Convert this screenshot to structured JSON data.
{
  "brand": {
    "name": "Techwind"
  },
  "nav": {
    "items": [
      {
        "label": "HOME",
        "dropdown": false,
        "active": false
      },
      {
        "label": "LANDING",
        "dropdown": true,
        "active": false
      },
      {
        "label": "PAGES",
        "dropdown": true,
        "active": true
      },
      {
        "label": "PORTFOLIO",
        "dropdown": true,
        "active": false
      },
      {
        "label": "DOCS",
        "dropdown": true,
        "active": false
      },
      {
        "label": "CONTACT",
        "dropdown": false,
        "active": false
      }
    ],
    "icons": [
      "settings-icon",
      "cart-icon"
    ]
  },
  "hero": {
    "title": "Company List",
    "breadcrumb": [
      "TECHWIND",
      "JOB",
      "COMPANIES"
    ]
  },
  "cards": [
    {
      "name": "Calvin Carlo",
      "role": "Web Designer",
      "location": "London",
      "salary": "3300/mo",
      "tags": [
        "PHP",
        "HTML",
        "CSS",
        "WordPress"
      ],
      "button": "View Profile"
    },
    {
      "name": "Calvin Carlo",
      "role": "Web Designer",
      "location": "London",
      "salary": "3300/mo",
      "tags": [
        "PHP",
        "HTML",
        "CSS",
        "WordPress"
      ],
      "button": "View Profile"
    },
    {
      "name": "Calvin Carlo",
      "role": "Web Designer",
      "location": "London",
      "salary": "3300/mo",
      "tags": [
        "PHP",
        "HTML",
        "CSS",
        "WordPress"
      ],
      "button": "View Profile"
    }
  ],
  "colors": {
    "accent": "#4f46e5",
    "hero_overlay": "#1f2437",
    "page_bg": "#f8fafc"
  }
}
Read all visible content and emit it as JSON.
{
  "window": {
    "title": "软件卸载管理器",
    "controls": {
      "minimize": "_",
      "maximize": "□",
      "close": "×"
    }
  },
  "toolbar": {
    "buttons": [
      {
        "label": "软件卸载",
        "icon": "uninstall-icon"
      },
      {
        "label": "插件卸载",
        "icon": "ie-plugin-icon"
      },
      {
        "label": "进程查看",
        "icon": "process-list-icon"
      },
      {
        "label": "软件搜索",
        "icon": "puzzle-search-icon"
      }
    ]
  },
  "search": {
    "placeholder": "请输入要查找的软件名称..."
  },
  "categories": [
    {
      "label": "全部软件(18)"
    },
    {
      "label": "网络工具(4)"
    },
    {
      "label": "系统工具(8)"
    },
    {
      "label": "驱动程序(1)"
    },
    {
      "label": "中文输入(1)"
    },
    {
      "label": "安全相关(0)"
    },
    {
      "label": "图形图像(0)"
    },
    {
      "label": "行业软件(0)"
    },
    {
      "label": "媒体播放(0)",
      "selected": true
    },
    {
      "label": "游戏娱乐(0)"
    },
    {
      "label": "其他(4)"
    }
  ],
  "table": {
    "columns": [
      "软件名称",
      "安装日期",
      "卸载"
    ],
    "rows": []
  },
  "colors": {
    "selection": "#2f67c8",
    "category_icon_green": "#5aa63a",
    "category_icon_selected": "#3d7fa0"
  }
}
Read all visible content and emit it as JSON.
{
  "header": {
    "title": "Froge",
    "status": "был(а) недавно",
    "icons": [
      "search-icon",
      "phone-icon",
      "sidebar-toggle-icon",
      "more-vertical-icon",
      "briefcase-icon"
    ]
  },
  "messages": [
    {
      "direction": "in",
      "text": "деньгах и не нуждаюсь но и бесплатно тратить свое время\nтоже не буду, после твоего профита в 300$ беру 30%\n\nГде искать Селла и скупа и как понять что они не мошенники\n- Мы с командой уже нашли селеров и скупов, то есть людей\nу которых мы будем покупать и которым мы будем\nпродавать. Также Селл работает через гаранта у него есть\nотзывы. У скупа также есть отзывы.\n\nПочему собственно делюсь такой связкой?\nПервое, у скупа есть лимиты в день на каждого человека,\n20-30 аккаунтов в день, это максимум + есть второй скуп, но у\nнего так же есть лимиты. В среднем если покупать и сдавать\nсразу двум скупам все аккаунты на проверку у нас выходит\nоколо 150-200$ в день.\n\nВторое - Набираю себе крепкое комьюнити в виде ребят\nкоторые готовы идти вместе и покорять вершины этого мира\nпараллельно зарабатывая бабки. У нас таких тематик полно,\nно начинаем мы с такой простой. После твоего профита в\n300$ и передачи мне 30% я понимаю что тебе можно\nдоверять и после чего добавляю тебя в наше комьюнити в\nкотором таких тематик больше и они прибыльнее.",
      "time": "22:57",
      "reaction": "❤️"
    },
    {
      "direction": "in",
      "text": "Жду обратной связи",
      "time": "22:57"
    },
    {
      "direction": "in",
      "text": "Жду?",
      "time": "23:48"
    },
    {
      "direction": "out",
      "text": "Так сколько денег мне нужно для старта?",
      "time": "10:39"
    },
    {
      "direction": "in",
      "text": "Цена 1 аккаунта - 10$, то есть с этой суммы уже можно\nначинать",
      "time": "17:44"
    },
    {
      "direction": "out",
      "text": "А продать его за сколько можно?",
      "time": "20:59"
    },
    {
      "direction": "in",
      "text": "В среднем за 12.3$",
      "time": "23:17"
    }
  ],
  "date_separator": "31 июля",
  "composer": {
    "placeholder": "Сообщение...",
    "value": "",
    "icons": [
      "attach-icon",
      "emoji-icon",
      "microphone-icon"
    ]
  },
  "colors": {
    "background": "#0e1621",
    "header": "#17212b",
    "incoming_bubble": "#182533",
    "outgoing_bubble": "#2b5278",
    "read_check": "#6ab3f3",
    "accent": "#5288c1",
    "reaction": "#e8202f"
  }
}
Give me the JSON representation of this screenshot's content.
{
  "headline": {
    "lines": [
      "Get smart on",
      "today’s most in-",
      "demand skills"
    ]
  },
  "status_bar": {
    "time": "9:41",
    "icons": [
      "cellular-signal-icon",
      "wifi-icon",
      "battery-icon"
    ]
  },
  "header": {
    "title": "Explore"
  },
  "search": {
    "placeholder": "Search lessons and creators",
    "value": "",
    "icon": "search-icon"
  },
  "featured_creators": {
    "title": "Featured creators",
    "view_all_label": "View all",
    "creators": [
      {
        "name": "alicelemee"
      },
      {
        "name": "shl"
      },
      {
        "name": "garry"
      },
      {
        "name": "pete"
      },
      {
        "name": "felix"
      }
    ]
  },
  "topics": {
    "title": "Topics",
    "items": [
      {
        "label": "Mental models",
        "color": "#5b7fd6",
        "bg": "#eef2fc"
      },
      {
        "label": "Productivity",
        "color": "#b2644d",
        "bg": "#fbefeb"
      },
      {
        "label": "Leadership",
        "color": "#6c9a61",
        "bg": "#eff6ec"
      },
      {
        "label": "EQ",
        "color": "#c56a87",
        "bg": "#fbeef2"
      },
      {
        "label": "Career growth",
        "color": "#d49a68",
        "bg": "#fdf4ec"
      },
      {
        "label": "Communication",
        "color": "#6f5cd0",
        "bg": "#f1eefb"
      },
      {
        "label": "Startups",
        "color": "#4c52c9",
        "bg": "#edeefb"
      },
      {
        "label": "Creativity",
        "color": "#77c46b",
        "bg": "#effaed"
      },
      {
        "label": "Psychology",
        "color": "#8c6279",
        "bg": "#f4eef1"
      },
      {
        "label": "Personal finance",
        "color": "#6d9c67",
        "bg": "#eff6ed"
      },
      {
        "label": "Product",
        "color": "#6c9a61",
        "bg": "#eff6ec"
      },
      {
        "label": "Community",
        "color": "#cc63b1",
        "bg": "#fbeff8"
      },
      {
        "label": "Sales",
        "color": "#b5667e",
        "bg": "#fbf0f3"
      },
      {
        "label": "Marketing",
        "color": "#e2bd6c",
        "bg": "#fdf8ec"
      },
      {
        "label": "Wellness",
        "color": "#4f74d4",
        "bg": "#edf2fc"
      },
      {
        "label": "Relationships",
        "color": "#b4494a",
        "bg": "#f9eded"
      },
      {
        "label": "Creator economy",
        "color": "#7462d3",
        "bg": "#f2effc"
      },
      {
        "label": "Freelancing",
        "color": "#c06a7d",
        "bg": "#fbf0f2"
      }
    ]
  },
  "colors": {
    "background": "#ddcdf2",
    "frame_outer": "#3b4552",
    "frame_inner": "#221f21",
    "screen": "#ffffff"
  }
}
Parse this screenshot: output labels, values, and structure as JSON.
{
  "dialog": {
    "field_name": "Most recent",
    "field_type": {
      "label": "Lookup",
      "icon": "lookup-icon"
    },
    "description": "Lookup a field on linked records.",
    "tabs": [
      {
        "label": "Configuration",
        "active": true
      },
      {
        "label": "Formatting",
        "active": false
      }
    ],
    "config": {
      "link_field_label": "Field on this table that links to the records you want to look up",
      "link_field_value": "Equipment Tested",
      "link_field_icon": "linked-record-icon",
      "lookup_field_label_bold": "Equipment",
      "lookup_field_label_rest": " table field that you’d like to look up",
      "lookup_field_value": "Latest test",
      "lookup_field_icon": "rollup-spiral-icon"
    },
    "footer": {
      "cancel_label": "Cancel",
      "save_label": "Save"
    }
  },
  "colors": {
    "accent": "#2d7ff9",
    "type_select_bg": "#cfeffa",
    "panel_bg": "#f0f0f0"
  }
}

————

* What this task involves
Return exactly the lines of the data, and only those, from the line with "Parse this screenshot: output" through the last line, inclusive.

* Finished exercise
Parse this screenshot: output labels, values, and structure as JSON.
{
  "dialog": {
    "field_name": "Most recent",
    "field_type": {
      "label": "Lookup",
      "icon": "lookup-icon"
    },
    "description": "Lookup a field on linked records.",
    "tabs": [
      {
        "label": "Configuration",
        "active": true
      },
      {
        "label": "Formatting",
        "active": false
      }
    ],
    "config": {
      "link_field_label": "Field on this table that links to the records you want to look up",
      "link_field_value": "Equipment Tested",
      "link_field_icon": "linked-record-icon",
      "lookup_field_label_bold": "Equipment",
      "lookup_field_label_rest": " table field that you’d like to look up",
      "lookup_field_value": "Latest test",
      "lookup_field_icon": "rollup-spiral-icon"
    },
    "footer": {
      "cancel_label": "Cancel",
      "save_label": "Save"
    }
  },
  "colors": {
    "accent": "#2d7ff9",
    "type_select_bg": "#cfeffa",
    "panel_bg": "#f0f0f0"
  }
}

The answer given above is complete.